** Instructions for the task **
Leave out the pictures and repeat the rest of the material exactly.

** Material for the task **
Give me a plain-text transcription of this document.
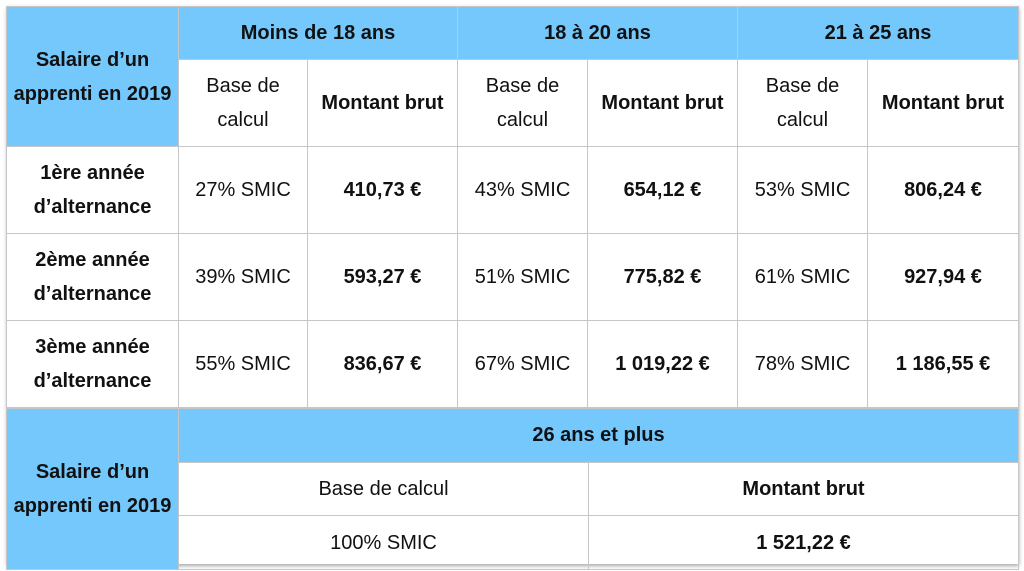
Salaire d’un apprenti en 2019	Moins de 18 ans		18 à 20 ans		21 à 25 ans	
	Base de calcul	Montant brut	Base de calcul	Montant brut	Base de calcul	Montant brut
1ère année d’alternance	27% SMIC	410,73 €	43% SMIC	654,12 €	53% SMIC	806,24 €
2ème année d’alternance	39% SMIC	593,27 €	51% SMIC	775,82 €	61% SMIC	927,94 €
3ème année d’alternance	55% SMIC	836,67 €	67% SMIC	1 019,22 €	78% SMIC	1 186,55 €
Salaire d’un apprenti en 2019	26 ans et plus	
	Base de calcul	Montant brut
	100% SMIC	1 521,22 €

** Task solution **
Give me a plain-text transcription of this document.
Salaire d’un apprenti en 2019	Moins de 18 ans		18 à 20 ans		21 à 25 ans	
	Base de calcul	Montant brut	Base de calcul	Montant brut	Base de calcul	Montant brut
1ère année d’alternance	27% SMIC	410,73 €	43% SMIC	654,12 €	53% SMIC	806,24 €
2ème année d’alternance	39% SMIC	593,27 €	51% SMIC	775,82 €	61% SMIC	927,94 €
3ème année d’alternance	55% SMIC	836,67 €	67% SMIC	1 019,22 €	78% SMIC	1 186,55 €
Salaire d’un apprenti en 2019	26 ans et plus	
	Base de calcul	Montant brut
	100% SMIC	1 521,22 €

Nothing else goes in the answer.